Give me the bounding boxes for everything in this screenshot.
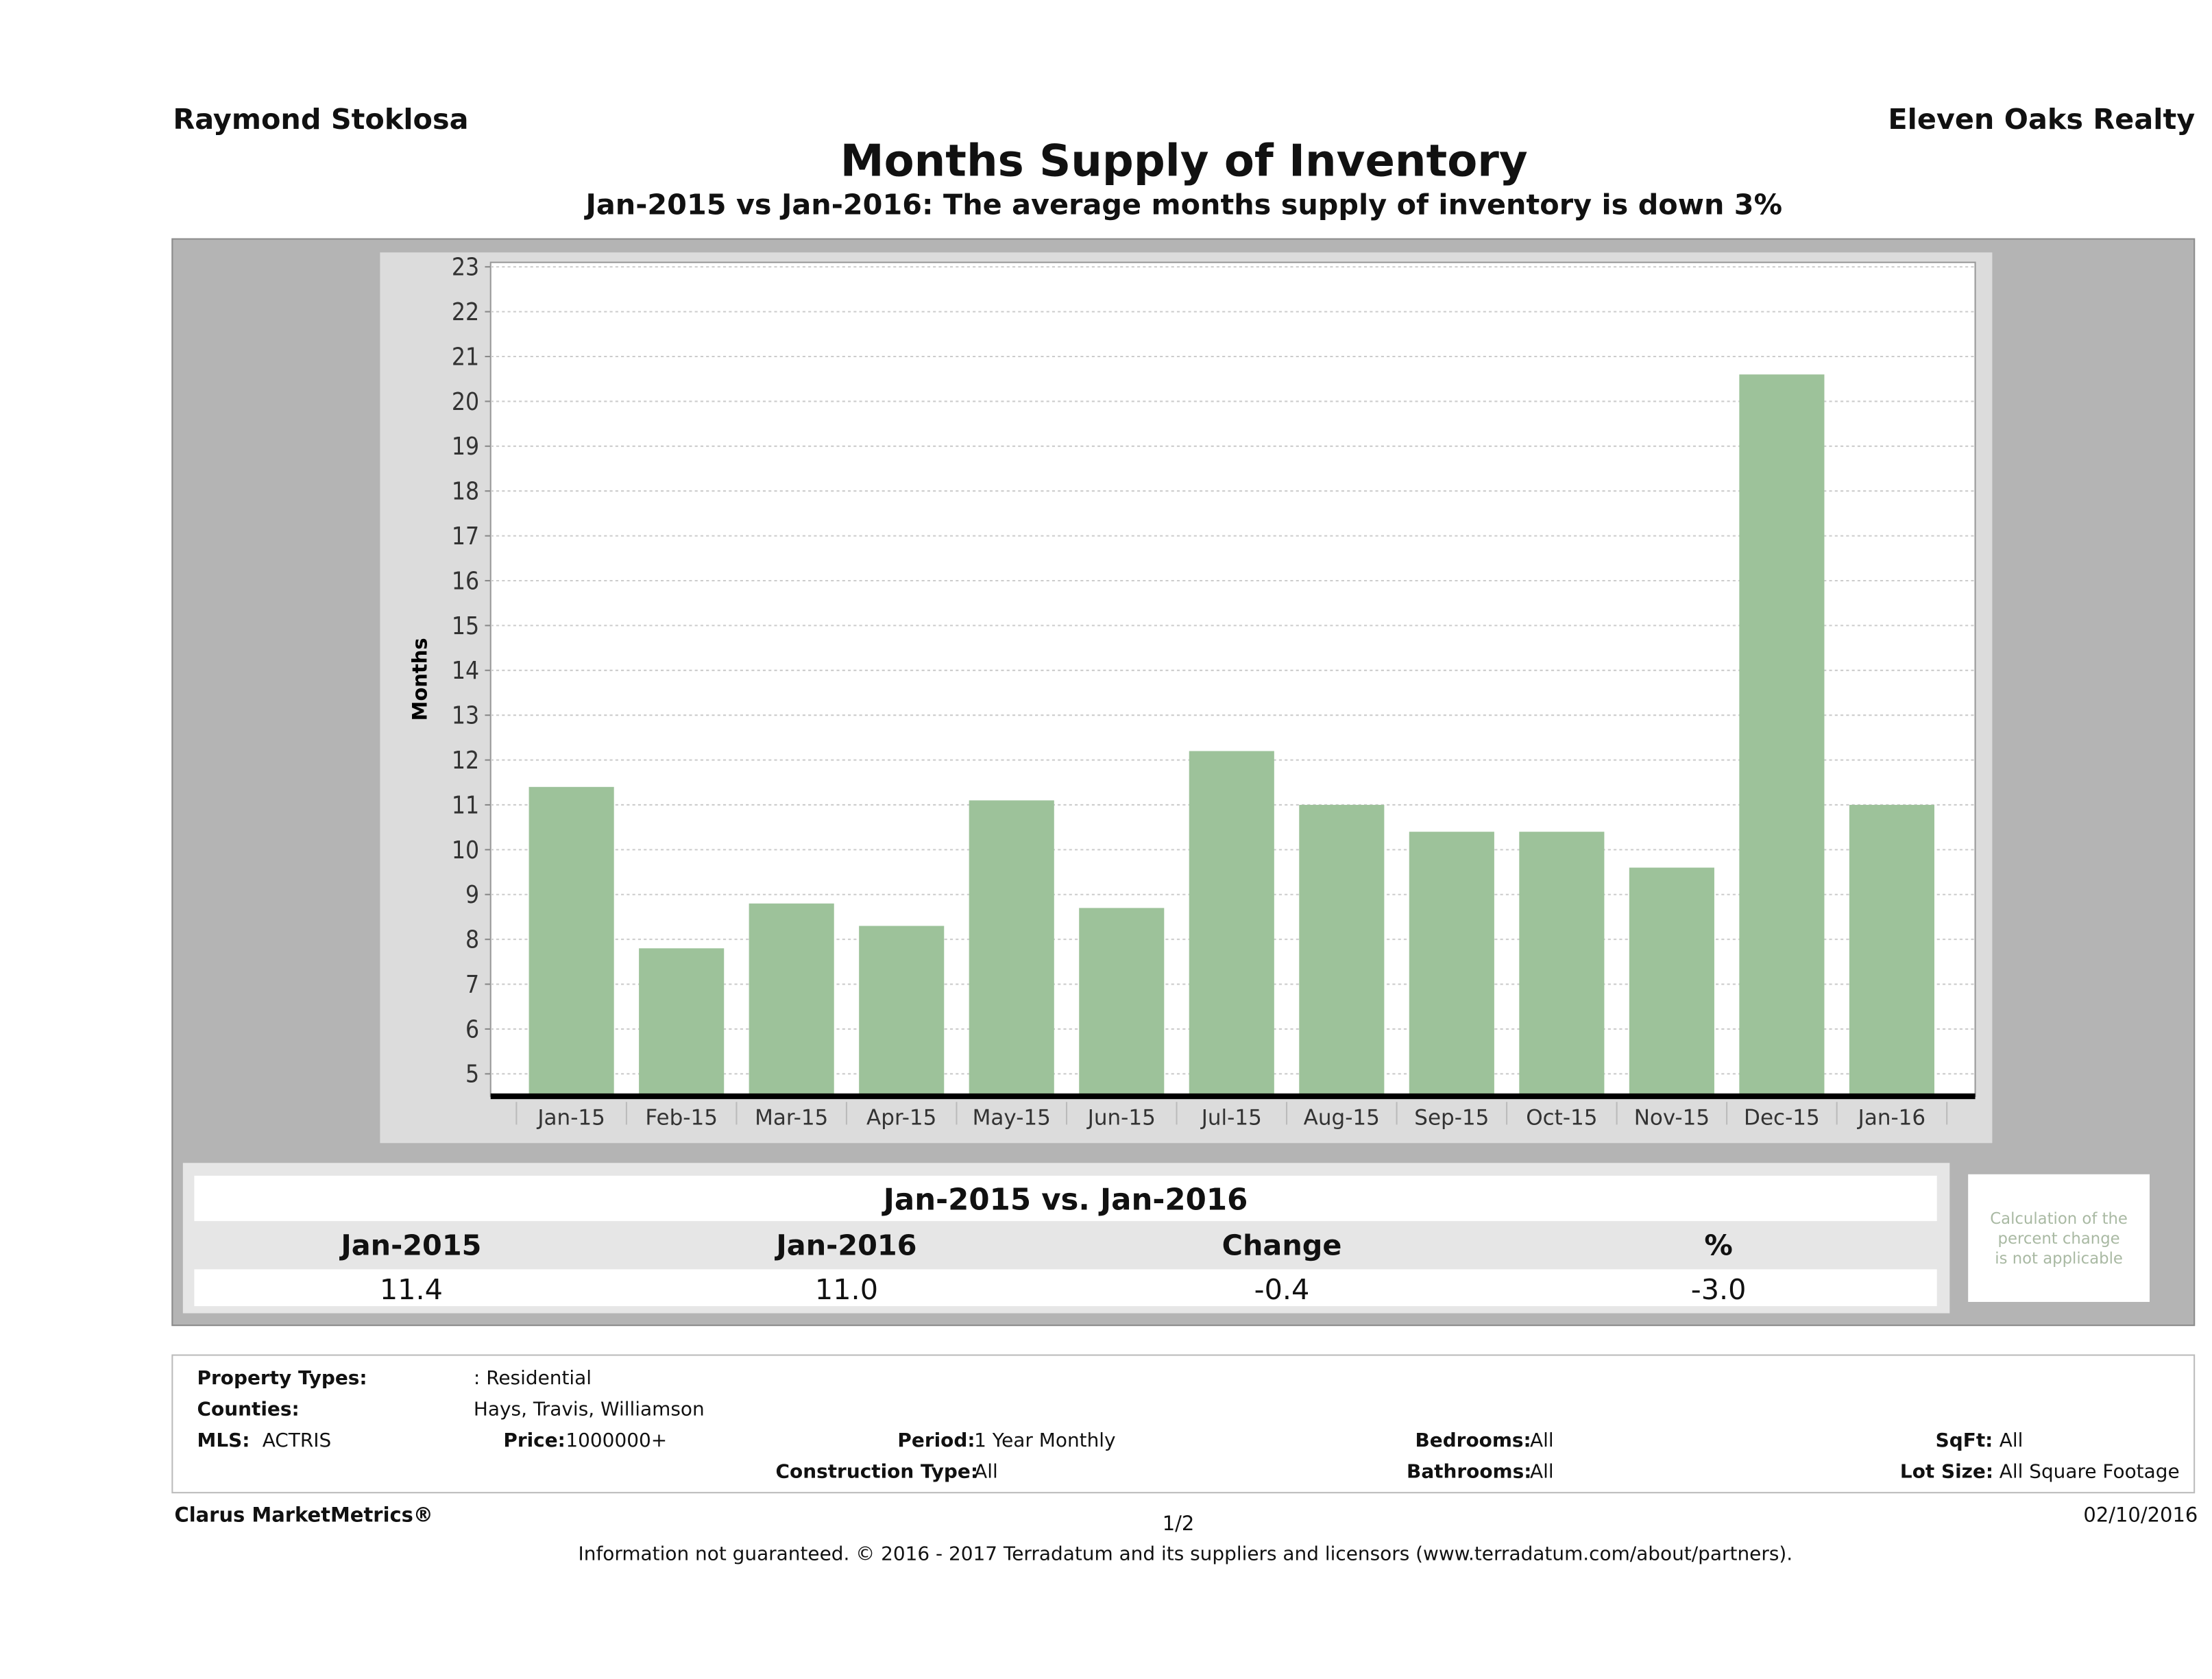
x-tick-label: Jan-15 — [536, 1105, 605, 1130]
bar — [1519, 832, 1605, 1097]
bar — [1739, 374, 1825, 1097]
y-tick-label: 22 — [452, 298, 479, 326]
y-tick-label: 20 — [452, 388, 479, 416]
bedrooms-value: All — [1530, 1429, 1554, 1453]
bar — [1079, 908, 1165, 1097]
summary-heading-row: Jan-2015 vs. Jan-2016 — [194, 1175, 1937, 1222]
construction-label: Construction Type: — [775, 1460, 979, 1484]
x-tick-label: Oct-15 — [1526, 1105, 1597, 1130]
col-change: Change — [1222, 1228, 1342, 1263]
bar — [1629, 867, 1714, 1097]
bar — [1409, 832, 1494, 1097]
summary-heading: Jan-2015 vs. Jan-2016 — [883, 1183, 1248, 1217]
y-tick-label: 12 — [452, 747, 479, 775]
brand-footer: Clarus MarketMetrics® — [174, 1504, 433, 1527]
summary-table: Jan-2015 vs. Jan-2016 Jan-2015 Jan-2016 … — [182, 1163, 1950, 1314]
x-axis-line — [490, 1093, 1976, 1100]
percent-note: Calculation of the percent change is not… — [1968, 1174, 2150, 1302]
y-tick-label: 8 — [465, 926, 479, 954]
x-tick-label: Nov-15 — [1634, 1105, 1710, 1130]
x-tick-label: Feb-15 — [645, 1105, 718, 1130]
note-line: is not applicable — [1995, 1249, 2123, 1268]
x-tick-label: Apr-15 — [866, 1105, 936, 1130]
bar — [639, 948, 725, 1097]
y-tick-label: 17 — [452, 522, 479, 551]
price-label: Price: — [503, 1429, 566, 1453]
value-jan-2016: 11.0 — [814, 1272, 879, 1307]
mls-label: MLS: — [197, 1429, 250, 1453]
col-jan-2015: Jan-2015 — [341, 1228, 482, 1263]
y-tick-label: 18 — [452, 478, 479, 506]
sqft-label: SqFt: — [1935, 1429, 1993, 1453]
bar — [1299, 804, 1385, 1097]
y-tick-label: 9 — [465, 881, 479, 909]
bathrooms-label: Bathrooms: — [1407, 1460, 1532, 1484]
x-tick-label: Dec-15 — [1744, 1105, 1820, 1130]
disclaimer: Information not guaranteed. © 2016 - 201… — [578, 1543, 1793, 1566]
y-tick-label: 19 — [452, 433, 479, 461]
y-tick-label: 23 — [452, 254, 479, 282]
bedrooms-label: Bedrooms: — [1415, 1429, 1531, 1453]
bar — [528, 786, 614, 1097]
y-axis-label: Months — [409, 638, 432, 721]
value-change: -0.4 — [1254, 1272, 1310, 1307]
note-line: Calculation of the — [1990, 1209, 2128, 1229]
value-jan-2015: 11.4 — [379, 1272, 443, 1307]
note-line: percent change — [1997, 1229, 2120, 1248]
agent-name: Raymond Stoklosa — [173, 101, 469, 136]
counties-label: Counties: — [197, 1398, 300, 1421]
col-percent: % — [1704, 1228, 1733, 1263]
y-tick-label: 14 — [452, 657, 479, 685]
lot-size-value: All Square Footage — [1999, 1460, 2180, 1484]
bar — [1189, 751, 1274, 1097]
page-number: 1/2 — [1162, 1513, 1195, 1536]
col-jan-2016: Jan-2016 — [776, 1228, 917, 1263]
construction-value: All — [974, 1460, 998, 1484]
bathrooms-value: All — [1530, 1460, 1554, 1484]
value-percent: -3.0 — [1690, 1272, 1747, 1307]
x-tick-label: Aug-15 — [1304, 1105, 1380, 1130]
y-tick-label: 10 — [452, 836, 479, 865]
x-tick-label: Jan-16 — [1857, 1105, 1925, 1130]
x-tick-label: Jun-15 — [1086, 1105, 1156, 1130]
property-types-value: : Residential — [473, 1367, 592, 1390]
y-tick-label: 21 — [452, 343, 479, 371]
report-date: 02/10/2016 — [2083, 1504, 2198, 1527]
criteria-box: Property Types: : Residential Counties: … — [171, 1354, 2196, 1494]
mls-value: ACTRIS — [262, 1429, 332, 1453]
counties-value: Hays, Travis, Williamson — [473, 1398, 705, 1421]
x-tick-label: Jul-15 — [1200, 1105, 1262, 1130]
property-types-label: Property Types: — [197, 1367, 367, 1390]
bar — [749, 903, 834, 1097]
sqft-value: All — [1999, 1429, 2023, 1453]
bar — [859, 926, 945, 1097]
y-tick-label: 13 — [452, 702, 479, 730]
period-label: Period: — [897, 1429, 975, 1453]
x-tick-label: Sep-15 — [1414, 1105, 1489, 1130]
y-tick-label: 16 — [452, 567, 479, 595]
period-value: 1 Year Monthly — [974, 1429, 1116, 1453]
y-tick-label: 11 — [452, 791, 479, 819]
bar — [969, 800, 1054, 1097]
brokerage-name: Eleven Oaks Realty — [1888, 101, 2196, 136]
y-tick-label: 7 — [465, 971, 479, 999]
chart-subtitle: Jan-2015 vs Jan-2016: The average months… — [585, 187, 1783, 221]
y-tick-label: 6 — [465, 1015, 479, 1043]
x-tick-label: May-15 — [973, 1105, 1051, 1130]
x-tick-label: Mar-15 — [755, 1105, 828, 1130]
bar-chart: 5 6 7 8 9 10 11 12 13 14 15 16 17 18 19 20 21 22 23 Months J… — [409, 254, 1976, 1130]
y-tick-label: 15 — [452, 612, 479, 640]
chart-title: Months Supply of Inventory — [840, 136, 1528, 188]
lot-size-label: Lot Size: — [1899, 1460, 1994, 1484]
summary-values-row — [194, 1269, 1937, 1307]
y-tick-label: 5 — [465, 1061, 479, 1089]
price-value: 1000000+ — [566, 1429, 668, 1453]
bar — [1849, 804, 1934, 1097]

☆ ☆ ☆ ☆ ☆ ☆ ☆

◆ Task details: Write out every line of the listing above as it appears, leaving the picture out of your answer.

◆ Complete answer:
Give me the bounding boxes for everything in this screenshot.
x-tick-label: Jan-15 — [536, 1105, 605, 1130]
bar — [1519, 832, 1605, 1097]
bar — [1739, 374, 1825, 1097]
y-tick-label: 22 — [452, 298, 479, 326]
y-tick-label: 20 — [452, 388, 479, 416]
bedrooms-value: All — [1530, 1429, 1554, 1453]
bar — [1079, 908, 1165, 1097]
summary-heading-row: Jan-2015 vs. Jan-2016 — [194, 1175, 1937, 1222]
construction-label: Construction Type: — [775, 1460, 979, 1484]
x-tick-label: Oct-15 — [1526, 1105, 1597, 1130]
col-change: Change — [1222, 1228, 1342, 1263]
bar — [1629, 867, 1714, 1097]
bar — [1409, 832, 1494, 1097]
summary-heading: Jan-2015 vs. Jan-2016 — [883, 1183, 1248, 1217]
y-tick-label: 12 — [452, 747, 479, 775]
brand-footer: Clarus MarketMetrics® — [174, 1504, 433, 1527]
summary-table: Jan-2015 vs. Jan-2016 Jan-2015 Jan-2016 … — [182, 1163, 1950, 1314]
x-axis-line — [490, 1093, 1976, 1100]
percent-note: Calculation of the percent change is not… — [1968, 1174, 2150, 1302]
y-tick-label: 8 — [465, 926, 479, 954]
x-tick-label: Nov-15 — [1634, 1105, 1710, 1130]
x-tick-label: Feb-15 — [645, 1105, 718, 1130]
note-line: is not applicable — [1995, 1249, 2123, 1268]
x-tick-label: Apr-15 — [866, 1105, 936, 1130]
bar — [639, 948, 725, 1097]
y-tick-label: 17 — [452, 522, 479, 551]
price-label: Price: — [503, 1429, 566, 1453]
value-jan-2016: 11.0 — [814, 1272, 879, 1307]
mls-label: MLS: — [197, 1429, 250, 1453]
col-jan-2015: Jan-2015 — [341, 1228, 482, 1263]
y-tick-label: 18 — [452, 478, 479, 506]
sqft-label: SqFt: — [1935, 1429, 1993, 1453]
bar — [1299, 804, 1385, 1097]
y-tick-label: 9 — [465, 881, 479, 909]
bathrooms-label: Bathrooms: — [1407, 1460, 1532, 1484]
x-tick-label: Dec-15 — [1744, 1105, 1820, 1130]
disclaimer: Information not guaranteed. © 2016 - 201… — [578, 1543, 1793, 1566]
y-tick-label: 19 — [452, 433, 479, 461]
y-tick-label: 23 — [452, 254, 479, 282]
bedrooms-label: Bedrooms: — [1415, 1429, 1531, 1453]
bar — [528, 786, 614, 1097]
y-axis-label: Months — [409, 638, 432, 721]
value-change: -0.4 — [1254, 1272, 1310, 1307]
note-line: Calculation of the — [1990, 1209, 2128, 1229]
value-jan-2015: 11.4 — [379, 1272, 443, 1307]
note-line: percent change — [1997, 1229, 2120, 1248]
agent-name: Raymond Stoklosa — [173, 101, 469, 136]
counties-label: Counties: — [197, 1398, 300, 1421]
col-percent: % — [1704, 1228, 1733, 1263]
y-tick-label: 14 — [452, 657, 479, 685]
lot-size-value: All Square Footage — [1999, 1460, 2180, 1484]
bar — [1189, 751, 1274, 1097]
page-number: 1/2 — [1162, 1513, 1195, 1536]
col-jan-2016: Jan-2016 — [776, 1228, 917, 1263]
construction-value: All — [974, 1460, 998, 1484]
bathrooms-value: All — [1530, 1460, 1554, 1484]
value-percent: -3.0 — [1690, 1272, 1747, 1307]
x-tick-label: Aug-15 — [1304, 1105, 1380, 1130]
y-tick-label: 10 — [452, 836, 479, 865]
x-tick-label: Jan-16 — [1857, 1105, 1925, 1130]
x-tick-label: Jun-15 — [1086, 1105, 1156, 1130]
property-types-value: : Residential — [473, 1367, 592, 1390]
y-tick-label: 21 — [452, 343, 479, 371]
report-date: 02/10/2016 — [2083, 1504, 2198, 1527]
criteria-box: Property Types: : Residential Counties: … — [171, 1354, 2196, 1494]
mls-value: ACTRIS — [262, 1429, 332, 1453]
counties-value: Hays, Travis, Williamson — [473, 1398, 705, 1421]
x-tick-label: Jul-15 — [1200, 1105, 1262, 1130]
property-types-label: Property Types: — [197, 1367, 367, 1390]
bar — [749, 903, 834, 1097]
sqft-value: All — [1999, 1429, 2023, 1453]
bar — [859, 926, 945, 1097]
y-tick-label: 13 — [452, 702, 479, 730]
period-label: Period: — [897, 1429, 975, 1453]
x-tick-label: Sep-15 — [1414, 1105, 1489, 1130]
y-tick-label: 16 — [452, 567, 479, 595]
period-value: 1 Year Monthly — [974, 1429, 1116, 1453]
y-tick-label: 11 — [452, 791, 479, 819]
bar — [969, 800, 1054, 1097]
brokerage-name: Eleven Oaks Realty — [1888, 101, 2196, 136]
y-tick-label: 7 — [465, 971, 479, 999]
chart-subtitle: Jan-2015 vs Jan-2016: The average months… — [585, 187, 1783, 221]
y-tick-label: 6 — [465, 1015, 479, 1043]
x-tick-label: May-15 — [973, 1105, 1051, 1130]
x-tick-label: Mar-15 — [755, 1105, 828, 1130]
bar-chart: 5 6 7 8 9 10 11 12 13 14 15 16 17 18 19 20 21 22 23 Months J… — [409, 254, 1976, 1130]
y-tick-label: 15 — [452, 612, 479, 640]
chart-title: Months Supply of Inventory — [840, 136, 1528, 188]
lot-size-label: Lot Size: — [1899, 1460, 1994, 1484]
summary-values-row — [194, 1269, 1937, 1307]
y-tick-label: 5 — [465, 1061, 479, 1089]
price-value: 1000000+ — [566, 1429, 668, 1453]
bar — [1849, 804, 1934, 1097]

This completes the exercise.